▶ **Task statement**
Print the following lines word for word, everything from the line containing "post-meta: 1 d · (69, 40, 113, 55)" down to the line containing "avatar[interactable] (21, 391, 61, 431)", both of those included.

======== Information supplied

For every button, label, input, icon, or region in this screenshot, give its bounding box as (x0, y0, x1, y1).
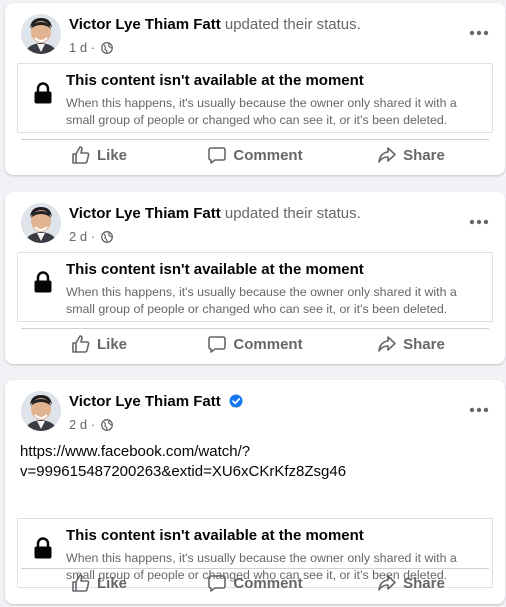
post-meta: 1 d · (69, 40, 113, 55)
timestamp[interactable]: 2 d (69, 229, 87, 244)
more-options-button[interactable] (469, 400, 489, 420)
unavailable-title: This content isn't available at the mome… (66, 72, 364, 89)
like-label: Like (96, 146, 127, 164)
lock-icon (34, 82, 52, 104)
share-arrow-icon (378, 575, 396, 591)
comment-bubble-icon (208, 147, 227, 164)
post-author-line: Victor Lye Thiam Fatt updated their stat… (69, 16, 361, 33)
unavailable-content-box: This content isn't available at the mome… (17, 252, 493, 322)
post-meta: 2 d · (69, 417, 113, 432)
comment-bubble-icon (208, 336, 227, 353)
avatar[interactable] (21, 391, 61, 431)
lock-icon (34, 537, 52, 559)
more-horizontal-icon (469, 407, 489, 413)
thumbs-up-icon (72, 335, 90, 353)
more-horizontal-icon (469, 219, 489, 225)
status-text: updated their status. (224, 16, 361, 33)
comment-button[interactable]: Comment (177, 326, 333, 362)
thumbs-up-icon (72, 146, 90, 164)
verified-badge-icon (229, 394, 243, 408)
post-text-link[interactable]: https://www.facebook.com/watch/? v=99961… (20, 442, 489, 482)
post-card: Victor Lye Thiam Fatt updated their stat… (5, 3, 505, 175)
share-label: Share (403, 335, 445, 353)
more-horizontal-icon (469, 30, 489, 36)
share-button[interactable]: Share (333, 137, 489, 173)
globe-icon (100, 418, 113, 431)
unavailable-title: This content isn't available at the mome… (66, 527, 364, 544)
share-label: Share (403, 574, 445, 592)
post-header: Victor Lye Thiam Fatt 2 d · (21, 391, 505, 435)
post-author-line: Victor Lye Thiam Fatt updated their stat… (69, 205, 361, 222)
thumbs-up-icon (72, 574, 90, 592)
post-actions: Like Comment Share (21, 326, 489, 362)
post-actions: Like Comment Share (21, 565, 489, 601)
unavailable-title: This content isn't available at the mome… (66, 261, 364, 278)
author-name[interactable]: Victor Lye Thiam Fatt (69, 393, 221, 410)
like-label: Like (96, 335, 127, 353)
post-text-line: v=999615487200263&extid=XU6xCKrKfz8Zsg46 (20, 463, 347, 480)
share-arrow-icon (378, 336, 396, 352)
globe-icon (100, 41, 113, 54)
post-actions: Like Comment Share (21, 137, 489, 173)
timestamp[interactable]: 1 d (69, 40, 87, 55)
avatar[interactable] (21, 203, 61, 243)
status-text: updated their status. (224, 205, 361, 222)
avatar[interactable] (21, 14, 61, 54)
comment-label: Comment (233, 335, 303, 353)
post-text-line: https://www.facebook.com/watch/? (20, 443, 251, 460)
comment-bubble-icon (208, 575, 227, 592)
more-options-button[interactable] (469, 23, 489, 43)
post-header: Victor Lye Thiam Fatt updated their stat… (21, 203, 505, 247)
unavailable-body: When this happens, it's usually because … (66, 96, 457, 127)
like-label: Like (96, 574, 127, 592)
like-button[interactable]: Like (21, 137, 177, 173)
unavailable-body: When this happens, it's usually because … (66, 285, 457, 316)
post-author-line: Victor Lye Thiam Fatt (69, 393, 243, 410)
timestamp[interactable]: 2 d (69, 417, 87, 432)
share-button[interactable]: Share (333, 565, 489, 601)
globe-icon (100, 230, 113, 243)
share-arrow-icon (378, 147, 396, 163)
post-meta: 2 d · (69, 229, 113, 244)
comment-label: Comment (233, 574, 303, 592)
author-name[interactable]: Victor Lye Thiam Fatt (69, 205, 221, 222)
comment-button[interactable]: Comment (177, 565, 333, 601)
post-card: Victor Lye Thiam Fatt 2 d · https://www.… (5, 380, 505, 604)
like-button[interactable]: Like (21, 326, 177, 362)
more-options-button[interactable] (469, 212, 489, 232)
author-name[interactable]: Victor Lye Thiam Fatt (69, 16, 221, 33)
lock-icon (34, 271, 52, 293)
share-label: Share (403, 146, 445, 164)
comment-label: Comment (233, 146, 303, 164)
comment-button[interactable]: Comment (177, 137, 333, 173)
post-card: Victor Lye Thiam Fatt updated their stat… (5, 192, 505, 364)
share-button[interactable]: Share (333, 326, 489, 362)
like-button[interactable]: Like (21, 565, 177, 601)
unavailable-content-box: This content isn't available at the mome… (17, 63, 493, 133)
post-header: Victor Lye Thiam Fatt updated their stat… (21, 14, 505, 58)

================

▶ **The solution**
post-meta: 1 d · (69, 40, 113, 55)
timestamp[interactable]: 2 d (69, 229, 87, 244)
more-options-button[interactable] (469, 400, 489, 420)
unavailable-title: This content isn't available at the mome… (66, 72, 364, 89)
like-label: Like (96, 146, 127, 164)
lock-icon (34, 82, 52, 104)
share-arrow-icon (378, 575, 396, 591)
comment-bubble-icon (208, 147, 227, 164)
post-author-line: Victor Lye Thiam Fatt updated their stat… (69, 16, 361, 33)
unavailable-content-box: This content isn't available at the mome… (17, 252, 493, 322)
post-meta: 2 d · (69, 417, 113, 432)
comment-bubble-icon (208, 336, 227, 353)
avatar[interactable] (21, 391, 61, 431)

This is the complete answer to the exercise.